* start Material provided *

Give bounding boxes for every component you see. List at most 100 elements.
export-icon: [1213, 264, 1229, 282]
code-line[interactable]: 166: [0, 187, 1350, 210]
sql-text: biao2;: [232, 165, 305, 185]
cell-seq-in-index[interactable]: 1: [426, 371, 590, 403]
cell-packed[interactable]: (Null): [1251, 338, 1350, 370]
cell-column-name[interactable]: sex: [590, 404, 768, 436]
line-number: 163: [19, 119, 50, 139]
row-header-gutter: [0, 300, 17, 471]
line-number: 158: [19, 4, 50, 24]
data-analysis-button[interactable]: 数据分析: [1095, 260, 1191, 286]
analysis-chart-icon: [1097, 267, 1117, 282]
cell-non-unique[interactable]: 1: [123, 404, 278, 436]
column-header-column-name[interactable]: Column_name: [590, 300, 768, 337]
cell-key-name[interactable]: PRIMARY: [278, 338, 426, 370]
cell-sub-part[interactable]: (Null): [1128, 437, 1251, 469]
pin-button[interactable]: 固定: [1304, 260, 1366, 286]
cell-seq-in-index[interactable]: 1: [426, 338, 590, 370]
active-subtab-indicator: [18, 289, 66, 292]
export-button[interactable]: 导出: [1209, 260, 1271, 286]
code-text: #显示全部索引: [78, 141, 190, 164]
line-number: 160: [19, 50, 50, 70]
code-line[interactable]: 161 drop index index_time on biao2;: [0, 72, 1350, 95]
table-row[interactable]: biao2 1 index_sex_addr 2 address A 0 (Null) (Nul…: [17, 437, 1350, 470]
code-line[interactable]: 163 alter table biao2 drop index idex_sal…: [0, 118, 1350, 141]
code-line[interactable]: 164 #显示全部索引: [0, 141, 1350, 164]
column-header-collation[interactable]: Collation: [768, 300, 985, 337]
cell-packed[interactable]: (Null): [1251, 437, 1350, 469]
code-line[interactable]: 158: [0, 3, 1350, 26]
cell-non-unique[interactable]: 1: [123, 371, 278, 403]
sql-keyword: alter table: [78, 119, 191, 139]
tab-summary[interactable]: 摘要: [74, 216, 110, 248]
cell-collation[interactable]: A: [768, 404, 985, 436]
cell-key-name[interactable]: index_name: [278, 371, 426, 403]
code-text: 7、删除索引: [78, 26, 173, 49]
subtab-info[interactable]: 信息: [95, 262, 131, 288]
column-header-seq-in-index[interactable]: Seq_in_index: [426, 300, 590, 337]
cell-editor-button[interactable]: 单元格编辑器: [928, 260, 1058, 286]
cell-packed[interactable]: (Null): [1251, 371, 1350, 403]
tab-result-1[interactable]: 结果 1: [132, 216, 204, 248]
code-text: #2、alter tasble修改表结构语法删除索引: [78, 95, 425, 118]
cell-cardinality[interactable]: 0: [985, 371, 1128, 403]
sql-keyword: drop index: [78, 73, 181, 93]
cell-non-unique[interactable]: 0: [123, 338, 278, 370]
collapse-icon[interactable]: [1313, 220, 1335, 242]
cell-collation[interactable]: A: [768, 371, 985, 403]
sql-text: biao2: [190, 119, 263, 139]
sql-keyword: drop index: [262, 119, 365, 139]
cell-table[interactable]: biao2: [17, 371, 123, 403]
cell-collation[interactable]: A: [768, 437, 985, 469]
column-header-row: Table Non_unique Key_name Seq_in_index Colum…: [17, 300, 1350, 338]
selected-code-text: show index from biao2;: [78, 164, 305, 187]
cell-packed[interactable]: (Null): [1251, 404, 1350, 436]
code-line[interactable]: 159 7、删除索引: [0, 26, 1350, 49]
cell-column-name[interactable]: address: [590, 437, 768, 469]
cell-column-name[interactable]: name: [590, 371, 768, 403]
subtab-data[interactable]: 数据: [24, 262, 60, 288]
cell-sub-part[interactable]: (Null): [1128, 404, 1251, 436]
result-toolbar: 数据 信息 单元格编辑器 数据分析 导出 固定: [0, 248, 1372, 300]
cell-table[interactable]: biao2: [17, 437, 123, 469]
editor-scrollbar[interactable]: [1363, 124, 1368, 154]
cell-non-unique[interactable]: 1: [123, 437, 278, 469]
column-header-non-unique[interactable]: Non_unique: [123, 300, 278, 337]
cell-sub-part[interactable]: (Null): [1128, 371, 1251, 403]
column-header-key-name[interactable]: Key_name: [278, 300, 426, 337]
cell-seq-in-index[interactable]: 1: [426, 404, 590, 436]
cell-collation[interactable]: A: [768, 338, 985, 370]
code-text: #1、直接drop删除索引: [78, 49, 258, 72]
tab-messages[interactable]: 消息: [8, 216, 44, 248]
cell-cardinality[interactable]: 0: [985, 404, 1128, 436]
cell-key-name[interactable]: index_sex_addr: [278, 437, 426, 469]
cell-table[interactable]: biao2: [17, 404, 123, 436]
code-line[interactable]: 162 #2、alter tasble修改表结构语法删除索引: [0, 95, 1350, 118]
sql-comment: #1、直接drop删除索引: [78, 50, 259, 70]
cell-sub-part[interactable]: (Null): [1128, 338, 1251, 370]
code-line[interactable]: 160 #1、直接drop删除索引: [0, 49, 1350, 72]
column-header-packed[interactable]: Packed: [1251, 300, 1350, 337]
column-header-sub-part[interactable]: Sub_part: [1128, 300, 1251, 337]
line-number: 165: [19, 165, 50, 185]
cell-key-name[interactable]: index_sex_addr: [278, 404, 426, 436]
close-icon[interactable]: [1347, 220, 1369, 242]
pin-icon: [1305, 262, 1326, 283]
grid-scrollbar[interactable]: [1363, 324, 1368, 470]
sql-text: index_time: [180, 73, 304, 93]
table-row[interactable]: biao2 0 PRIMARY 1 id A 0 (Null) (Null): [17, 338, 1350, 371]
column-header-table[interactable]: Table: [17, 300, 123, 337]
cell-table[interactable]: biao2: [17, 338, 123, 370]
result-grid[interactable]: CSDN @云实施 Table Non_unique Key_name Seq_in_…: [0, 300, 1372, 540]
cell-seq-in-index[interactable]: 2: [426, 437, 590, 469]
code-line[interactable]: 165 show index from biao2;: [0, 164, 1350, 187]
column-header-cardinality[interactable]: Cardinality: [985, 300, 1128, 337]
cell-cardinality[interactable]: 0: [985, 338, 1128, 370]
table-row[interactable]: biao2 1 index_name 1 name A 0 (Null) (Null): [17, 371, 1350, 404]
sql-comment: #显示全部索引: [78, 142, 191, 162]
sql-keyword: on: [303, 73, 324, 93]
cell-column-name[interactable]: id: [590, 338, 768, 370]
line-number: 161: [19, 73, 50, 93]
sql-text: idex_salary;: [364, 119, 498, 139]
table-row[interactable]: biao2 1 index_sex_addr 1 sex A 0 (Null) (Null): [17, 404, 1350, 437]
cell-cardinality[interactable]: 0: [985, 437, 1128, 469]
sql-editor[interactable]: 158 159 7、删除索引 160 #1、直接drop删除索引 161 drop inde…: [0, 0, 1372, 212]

* end Material provided *

• [Given problem]
Please copy every line of the listing above unchanged.

• [Final answer]
Give bounding boxes for every component you see. List at most 100 elements.
export-icon: [1213, 264, 1229, 282]
code-line[interactable]: 166: [0, 187, 1350, 210]
sql-text: biao2;: [232, 165, 305, 185]
cell-seq-in-index[interactable]: 1: [426, 371, 590, 403]
cell-packed[interactable]: (Null): [1251, 338, 1350, 370]
cell-column-name[interactable]: sex: [590, 404, 768, 436]
line-number: 163: [19, 119, 50, 139]
row-header-gutter: [0, 300, 17, 471]
line-number: 158: [19, 4, 50, 24]
data-analysis-button[interactable]: 数据分析: [1095, 260, 1191, 286]
analysis-chart-icon: [1097, 267, 1117, 282]
cell-non-unique[interactable]: 1: [123, 404, 278, 436]
column-header-column-name[interactable]: Column_name: [590, 300, 768, 337]
cell-key-name[interactable]: PRIMARY: [278, 338, 426, 370]
cell-sub-part[interactable]: (Null): [1128, 437, 1251, 469]
pin-button[interactable]: 固定: [1304, 260, 1366, 286]
cell-seq-in-index[interactable]: 1: [426, 338, 590, 370]
active-subtab-indicator: [18, 289, 66, 292]
export-button[interactable]: 导出: [1209, 260, 1271, 286]
code-text: #显示全部索引: [78, 141, 190, 164]
line-number: 160: [19, 50, 50, 70]
code-line[interactable]: 161 drop index index_time on biao2;: [0, 72, 1350, 95]
table-row[interactable]: biao2 1 index_sex_addr 2 address A 0 (Null) (Nul…: [17, 437, 1350, 470]
code-line[interactable]: 163 alter table biao2 drop index idex_sal…: [0, 118, 1350, 141]
code-line[interactable]: 164 #显示全部索引: [0, 141, 1350, 164]
column-header-collation[interactable]: Collation: [768, 300, 985, 337]
cell-packed[interactable]: (Null): [1251, 437, 1350, 469]
code-line[interactable]: 158: [0, 3, 1350, 26]
cell-non-unique[interactable]: 1: [123, 371, 278, 403]
sql-keyword: alter table: [78, 119, 191, 139]
tab-summary[interactable]: 摘要: [74, 216, 110, 248]
cell-collation[interactable]: A: [768, 404, 985, 436]
cell-key-name[interactable]: index_name: [278, 371, 426, 403]
code-text: 7、删除索引: [78, 26, 173, 49]
subtab-info[interactable]: 信息: [95, 262, 131, 288]
column-header-seq-in-index[interactable]: Seq_in_index: [426, 300, 590, 337]
cell-editor-button[interactable]: 单元格编辑器: [928, 260, 1058, 286]
cell-packed[interactable]: (Null): [1251, 371, 1350, 403]
tab-result-1[interactable]: 结果 1: [132, 216, 204, 248]
code-text: #2、alter tasble修改表结构语法删除索引: [78, 95, 425, 118]
cell-cardinality[interactable]: 0: [985, 371, 1128, 403]
sql-keyword: drop index: [78, 73, 181, 93]
cell-non-unique[interactable]: 0: [123, 338, 278, 370]
collapse-icon[interactable]: [1313, 220, 1335, 242]
cell-collation[interactable]: A: [768, 371, 985, 403]
sql-text: biao2: [190, 119, 263, 139]
sql-keyword: drop index: [262, 119, 365, 139]
cell-table[interactable]: biao2: [17, 371, 123, 403]
cell-collation[interactable]: A: [768, 437, 985, 469]
column-header-row: Table Non_unique Key_name Seq_in_index Colum…: [17, 300, 1350, 338]
selected-code-text: show index from biao2;: [78, 164, 305, 187]
cell-packed[interactable]: (Null): [1251, 404, 1350, 436]
code-line[interactable]: 159 7、删除索引: [0, 26, 1350, 49]
cell-column-name[interactable]: address: [590, 437, 768, 469]
cell-column-name[interactable]: name: [590, 371, 768, 403]
subtab-data[interactable]: 数据: [24, 262, 60, 288]
cell-sub-part[interactable]: (Null): [1128, 404, 1251, 436]
result-toolbar: 数据 信息 单元格编辑器 数据分析 导出 固定: [0, 248, 1372, 300]
cell-table[interactable]: biao2: [17, 437, 123, 469]
editor-scrollbar[interactable]: [1363, 124, 1368, 154]
cell-non-unique[interactable]: 1: [123, 437, 278, 469]
column-header-non-unique[interactable]: Non_unique: [123, 300, 278, 337]
cell-sub-part[interactable]: (Null): [1128, 371, 1251, 403]
column-header-key-name[interactable]: Key_name: [278, 300, 426, 337]
cell-seq-in-index[interactable]: 1: [426, 404, 590, 436]
cell-collation[interactable]: A: [768, 338, 985, 370]
code-text: #1、直接drop删除索引: [78, 49, 258, 72]
tab-messages[interactable]: 消息: [8, 216, 44, 248]
cell-cardinality[interactable]: 0: [985, 404, 1128, 436]
cell-key-name[interactable]: index_sex_addr: [278, 437, 426, 469]
cell-table[interactable]: biao2: [17, 404, 123, 436]
code-line[interactable]: 162 #2、alter tasble修改表结构语法删除索引: [0, 95, 1350, 118]
sql-comment: #1、直接drop删除索引: [78, 50, 259, 70]
cell-sub-part[interactable]: (Null): [1128, 338, 1251, 370]
code-line[interactable]: 160 #1、直接drop删除索引: [0, 49, 1350, 72]
column-header-packed[interactable]: Packed: [1251, 300, 1350, 337]
column-header-sub-part[interactable]: Sub_part: [1128, 300, 1251, 337]
line-number: 165: [19, 165, 50, 185]
cell-key-name[interactable]: index_sex_addr: [278, 404, 426, 436]
close-icon[interactable]: [1347, 220, 1369, 242]
pin-icon: [1305, 262, 1326, 283]
grid-scrollbar[interactable]: [1363, 324, 1368, 470]
sql-text: index_time: [180, 73, 304, 93]
table-row[interactable]: biao2 0 PRIMARY 1 id A 0 (Null) (Null): [17, 338, 1350, 371]
column-header-table[interactable]: Table: [17, 300, 123, 337]
cell-table[interactable]: biao2: [17, 338, 123, 370]
result-grid[interactable]: CSDN @云实施 Table Non_unique Key_name Seq_in_…: [0, 300, 1372, 540]
cell-seq-in-index[interactable]: 2: [426, 437, 590, 469]
code-line[interactable]: 165 show index from biao2;: [0, 164, 1350, 187]
column-header-cardinality[interactable]: Cardinality: [985, 300, 1128, 337]
cell-cardinality[interactable]: 0: [985, 338, 1128, 370]
table-row[interactable]: biao2 1 index_name 1 name A 0 (Null) (Null): [17, 371, 1350, 404]
sql-comment: #显示全部索引: [78, 142, 191, 162]
sql-keyword: on: [303, 73, 324, 93]
cell-column-name[interactable]: id: [590, 338, 768, 370]
line-number: 161: [19, 73, 50, 93]
sql-text: idex_salary;: [364, 119, 498, 139]
table-row[interactable]: biao2 1 index_sex_addr 1 sex A 0 (Null) (Null): [17, 404, 1350, 437]
cell-cardinality[interactable]: 0: [985, 437, 1128, 469]
sql-editor[interactable]: 158 159 7、删除索引 160 #1、直接drop删除索引 161 drop inde…: [0, 0, 1372, 212]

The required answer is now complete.